* _WHAT IS NEEDED_
Quote the entries that follow exactly, leaving none out.

Data excerpts:
┄┄┄┄┄┄┄┄┄┄┄┄┄┄┄┄┄┄┄┄
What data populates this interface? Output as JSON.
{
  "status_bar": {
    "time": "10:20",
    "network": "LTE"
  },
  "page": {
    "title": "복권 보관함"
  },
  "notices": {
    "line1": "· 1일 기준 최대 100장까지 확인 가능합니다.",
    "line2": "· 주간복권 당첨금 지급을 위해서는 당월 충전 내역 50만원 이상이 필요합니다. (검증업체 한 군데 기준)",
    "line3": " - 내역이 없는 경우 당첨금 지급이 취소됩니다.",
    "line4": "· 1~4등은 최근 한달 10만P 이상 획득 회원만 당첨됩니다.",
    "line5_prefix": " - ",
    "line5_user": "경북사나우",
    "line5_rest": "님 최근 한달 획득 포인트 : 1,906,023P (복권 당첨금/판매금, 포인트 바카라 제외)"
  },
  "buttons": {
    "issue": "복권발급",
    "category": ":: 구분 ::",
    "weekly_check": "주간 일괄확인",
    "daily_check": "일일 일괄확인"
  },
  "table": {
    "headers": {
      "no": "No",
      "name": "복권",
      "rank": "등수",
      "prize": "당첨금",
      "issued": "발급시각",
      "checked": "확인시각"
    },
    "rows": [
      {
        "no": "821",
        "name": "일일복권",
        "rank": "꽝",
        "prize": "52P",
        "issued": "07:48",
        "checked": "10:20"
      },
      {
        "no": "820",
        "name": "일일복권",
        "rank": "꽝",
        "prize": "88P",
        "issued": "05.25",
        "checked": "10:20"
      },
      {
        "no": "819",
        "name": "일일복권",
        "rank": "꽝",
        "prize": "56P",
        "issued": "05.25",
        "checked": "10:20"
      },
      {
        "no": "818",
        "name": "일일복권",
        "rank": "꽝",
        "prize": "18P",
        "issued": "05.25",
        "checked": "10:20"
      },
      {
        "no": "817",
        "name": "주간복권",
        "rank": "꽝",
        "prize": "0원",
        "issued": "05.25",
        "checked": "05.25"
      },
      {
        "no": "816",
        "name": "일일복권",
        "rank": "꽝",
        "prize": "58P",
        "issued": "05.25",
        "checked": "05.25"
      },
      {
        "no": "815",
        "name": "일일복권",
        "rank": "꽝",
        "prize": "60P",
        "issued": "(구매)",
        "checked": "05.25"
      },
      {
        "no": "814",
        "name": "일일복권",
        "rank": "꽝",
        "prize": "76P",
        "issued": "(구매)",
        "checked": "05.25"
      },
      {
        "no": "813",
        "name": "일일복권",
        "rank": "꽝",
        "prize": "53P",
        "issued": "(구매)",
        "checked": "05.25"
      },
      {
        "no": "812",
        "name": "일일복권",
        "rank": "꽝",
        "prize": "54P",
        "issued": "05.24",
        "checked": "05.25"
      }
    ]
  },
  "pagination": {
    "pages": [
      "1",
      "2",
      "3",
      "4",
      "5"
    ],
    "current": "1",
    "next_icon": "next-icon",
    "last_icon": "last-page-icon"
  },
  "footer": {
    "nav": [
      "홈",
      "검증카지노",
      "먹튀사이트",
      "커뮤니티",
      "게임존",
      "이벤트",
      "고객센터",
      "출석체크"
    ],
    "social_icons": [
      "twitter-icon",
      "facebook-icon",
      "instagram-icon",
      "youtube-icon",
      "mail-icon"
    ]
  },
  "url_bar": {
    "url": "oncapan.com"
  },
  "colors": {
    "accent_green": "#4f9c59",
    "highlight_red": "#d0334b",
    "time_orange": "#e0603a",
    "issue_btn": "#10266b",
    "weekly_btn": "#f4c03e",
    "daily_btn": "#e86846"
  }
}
┄┄┄┄┄┄┄┄┄┄┄┄┄┄┄┄┄┄┄┄
* _SOLUTION_
What data populates this interface? Output as JSON.
{
  "status_bar": {
    "time": "10:20",
    "network": "LTE"
  },
  "page": {
    "title": "복권 보관함"
  },
  "notices": {
    "line1": "· 1일 기준 최대 100장까지 확인 가능합니다.",
    "line2": "· 주간복권 당첨금 지급을 위해서는 당월 충전 내역 50만원 이상이 필요합니다. (검증업체 한 군데 기준)",
    "line3": " - 내역이 없는 경우 당첨금 지급이 취소됩니다.",
    "line4": "· 1~4등은 최근 한달 10만P 이상 획득 회원만 당첨됩니다.",
    "line5_prefix": " - ",
    "line5_user": "경북사나우",
    "line5_rest": "님 최근 한달 획득 포인트 : 1,906,023P (복권 당첨금/판매금, 포인트 바카라 제외)"
  },
  "buttons": {
    "issue": "복권발급",
    "category": ":: 구분 ::",
    "weekly_check": "주간 일괄확인",
    "daily_check": "일일 일괄확인"
  },
  "table": {
    "headers": {
      "no": "No",
      "name": "복권",
      "rank": "등수",
      "prize": "당첨금",
      "issued": "발급시각",
      "checked": "확인시각"
    },
    "rows": [
      {
        "no": "821",
        "name": "일일복권",
        "rank": "꽝",
        "prize": "52P",
        "issued": "07:48",
        "checked": "10:20"
      },
      {
        "no": "820",
        "name": "일일복권",
        "rank": "꽝",
        "prize": "88P",
        "issued": "05.25",
        "checked": "10:20"
      },
      {
        "no": "819",
        "name": "일일복권",
        "rank": "꽝",
        "prize": "56P",
        "issued": "05.25",
        "checked": "10:20"
      },
      {
        "no": "818",
        "name": "일일복권",
        "rank": "꽝",
        "prize": "18P",
        "issued": "05.25",
        "checked": "10:20"
      },
      {
        "no": "817",
        "name": "주간복권",
        "rank": "꽝",
        "prize": "0원",
        "issued": "05.25",
        "checked": "05.25"
      },
      {
        "no": "816",
        "name": "일일복권",
        "rank": "꽝",
        "prize": "58P",
        "issued": "05.25",
        "checked": "05.25"
      },
      {
        "no": "815",
        "name": "일일복권",
        "rank": "꽝",
        "prize": "60P",
        "issued": "(구매)",
        "checked": "05.25"
      },
      {
        "no": "814",
        "name": "일일복권",
        "rank": "꽝",
        "prize": "76P",
        "issued": "(구매)",
        "checked": "05.25"
      },
      {
        "no": "813",
        "name": "일일복권",
        "rank": "꽝",
        "prize": "53P",
        "issued": "(구매)",
        "checked": "05.25"
      },
      {
        "no": "812",
        "name": "일일복권",
        "rank": "꽝",
        "prize": "54P",
        "issued": "05.24",
        "checked": "05.25"
      }
    ]
  },
  "pagination": {
    "pages": [
      "1",
      "2",
      "3",
      "4",
      "5"
    ],
    "current": "1",
    "next_icon": "next-icon",
    "last_icon": "last-page-icon"
  },
  "footer": {
    "nav": [
      "홈",
      "검증카지노",
      "먹튀사이트",
      "커뮤니티",
      "게임존",
      "이벤트",
      "고객센터",
      "출석체크"
    ],
    "social_icons": [
      "twitter-icon",
      "facebook-icon",
      "instagram-icon",
      "youtube-icon",
      "mail-icon"
    ]
  },
  "url_bar": {
    "url": "oncapan.com"
  },
  "colors": {
    "accent_green": "#4f9c59",
    "highlight_red": "#d0334b",
    "time_orange": "#e0603a",
    "issue_btn": "#10266b",
    "weekly_btn": "#f4c03e",
    "daily_btn": "#e86846"
  }
}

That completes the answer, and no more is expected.